◆ GOAL
Your task is to output all the records below, word for word.

── STORED DATA

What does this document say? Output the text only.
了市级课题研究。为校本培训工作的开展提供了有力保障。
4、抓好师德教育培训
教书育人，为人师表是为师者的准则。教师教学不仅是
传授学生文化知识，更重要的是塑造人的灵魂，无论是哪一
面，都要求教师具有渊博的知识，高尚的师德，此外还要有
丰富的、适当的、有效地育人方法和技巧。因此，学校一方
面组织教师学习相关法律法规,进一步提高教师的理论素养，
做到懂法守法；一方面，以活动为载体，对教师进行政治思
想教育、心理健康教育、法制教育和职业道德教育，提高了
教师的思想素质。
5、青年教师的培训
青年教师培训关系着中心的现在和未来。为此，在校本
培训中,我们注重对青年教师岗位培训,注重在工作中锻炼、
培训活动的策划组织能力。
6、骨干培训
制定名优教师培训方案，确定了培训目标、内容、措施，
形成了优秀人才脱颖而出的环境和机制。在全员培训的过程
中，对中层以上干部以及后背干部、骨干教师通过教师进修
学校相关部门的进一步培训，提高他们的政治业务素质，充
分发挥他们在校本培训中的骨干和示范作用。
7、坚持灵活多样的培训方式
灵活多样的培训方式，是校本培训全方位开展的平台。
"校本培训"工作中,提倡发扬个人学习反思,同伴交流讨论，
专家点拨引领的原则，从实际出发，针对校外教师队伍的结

────

◆ WRITTEN RESPONSE
What does this document say? Output the text only.
了市级课题研究。为校本培训工作的开展提供了有力保障。
4、抓好师德教育培训
教书育人，为人师表是为师者的准则。教师教学不仅是
传授学生文化知识，更重要的是塑造人的灵魂，无论是哪一
面，都要求教师具有渊博的知识，高尚的师德，此外还要有
丰富的、适当的、有效地育人方法和技巧。因此，学校一方
面组织教师学习相关法律法规,进一步提高教师的理论素养，
做到懂法守法；一方面，以活动为载体，对教师进行政治思
想教育、心理健康教育、法制教育和职业道德教育，提高了
教师的思想素质。
5、青年教师的培训
青年教师培训关系着中心的现在和未来。为此，在校本
培训中,我们注重对青年教师岗位培训,注重在工作中锻炼、
培训活动的策划组织能力。
6、骨干培训
制定名优教师培训方案，确定了培训目标、内容、措施，
形成了优秀人才脱颖而出的环境和机制。在全员培训的过程
中，对中层以上干部以及后背干部、骨干教师通过教师进修
学校相关部门的进一步培训，提高他们的政治业务素质，充
分发挥他们在校本培训中的骨干和示范作用。
7、坚持灵活多样的培训方式
灵活多样的培训方式，是校本培训全方位开展的平台。
"校本培训"工作中,提倡发扬个人学习反思,同伴交流讨论，
专家点拨引领的原则，从实际出发，针对校外教师队伍的结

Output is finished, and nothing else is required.